** WRITTEN EXERCISE **
Please transcribe the data below exactly. Leave the pictures out.

[Start of INPUT]

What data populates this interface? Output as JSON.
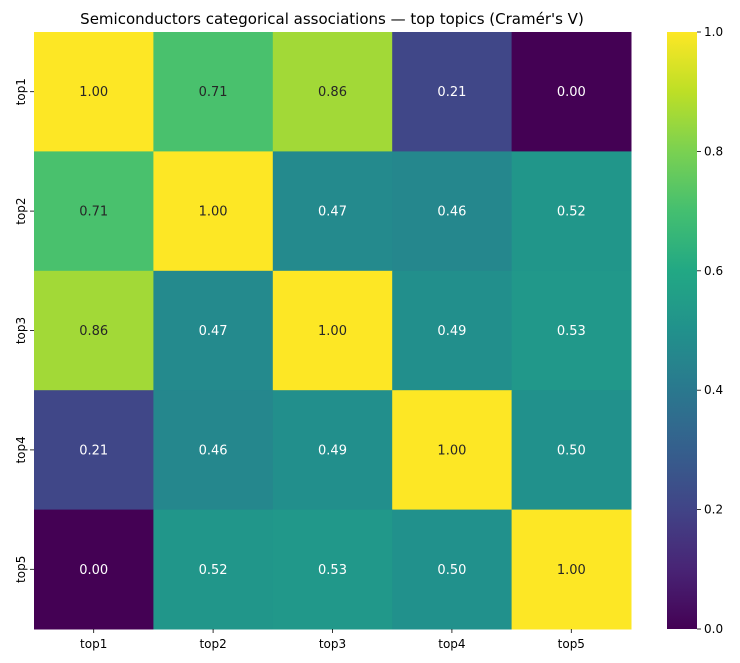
{
  "chart_data": {
    "type": "heatmap",
    "title": "Semiconductors categorical associations — top topics (Cramér's V)",
    "x_categories": [
      "top1",
      "top2",
      "top3",
      "top4",
      "top5"
    ],
    "y_categories": [
      "top1",
      "top2",
      "top3",
      "top4",
      "top5"
    ],
    "values": [
      [
        1.0,
        0.71,
        0.86,
        0.21,
        0.0
      ],
      [
        0.71,
        1.0,
        0.47,
        0.46,
        0.52
      ],
      [
        0.86,
        0.47,
        1.0,
        0.49,
        0.53
      ],
      [
        0.21,
        0.46,
        0.49,
        1.0,
        0.5
      ],
      [
        0.0,
        0.52,
        0.53,
        0.5,
        1.0
      ]
    ],
    "colormap": "viridis",
    "vmin": 0.0,
    "vmax": 1.0,
    "colorbar_ticks": [
      "0.0",
      "0.2",
      "0.4",
      "0.6",
      "0.8",
      "1.0"
    ],
    "annotations": true,
    "annotation_format": "0.00",
    "grid": false,
    "legend": "colorbar-right"
  }
}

[End of INPUT]

** WORKED ANSWER **
What data populates this interface? Output as JSON.
{
  "chart_data": {
    "type": "heatmap",
    "title": "Semiconductors categorical associations — top topics (Cramér's V)",
    "x_categories": [
      "top1",
      "top2",
      "top3",
      "top4",
      "top5"
    ],
    "y_categories": [
      "top1",
      "top2",
      "top3",
      "top4",
      "top5"
    ],
    "values": [
      [
        1.0,
        0.71,
        0.86,
        0.21,
        0.0
      ],
      [
        0.71,
        1.0,
        0.47,
        0.46,
        0.52
      ],
      [
        0.86,
        0.47,
        1.0,
        0.49,
        0.53
      ],
      [
        0.21,
        0.46,
        0.49,
        1.0,
        0.5
      ],
      [
        0.0,
        0.52,
        0.53,
        0.5,
        1.0
      ]
    ],
    "colormap": "viridis",
    "vmin": 0.0,
    "vmax": 1.0,
    "colorbar_ticks": [
      "0.0",
      "0.2",
      "0.4",
      "0.6",
      "0.8",
      "1.0"
    ],
    "annotations": true,
    "annotation_format": "0.00",
    "grid": false,
    "legend": "colorbar-right"
  }
}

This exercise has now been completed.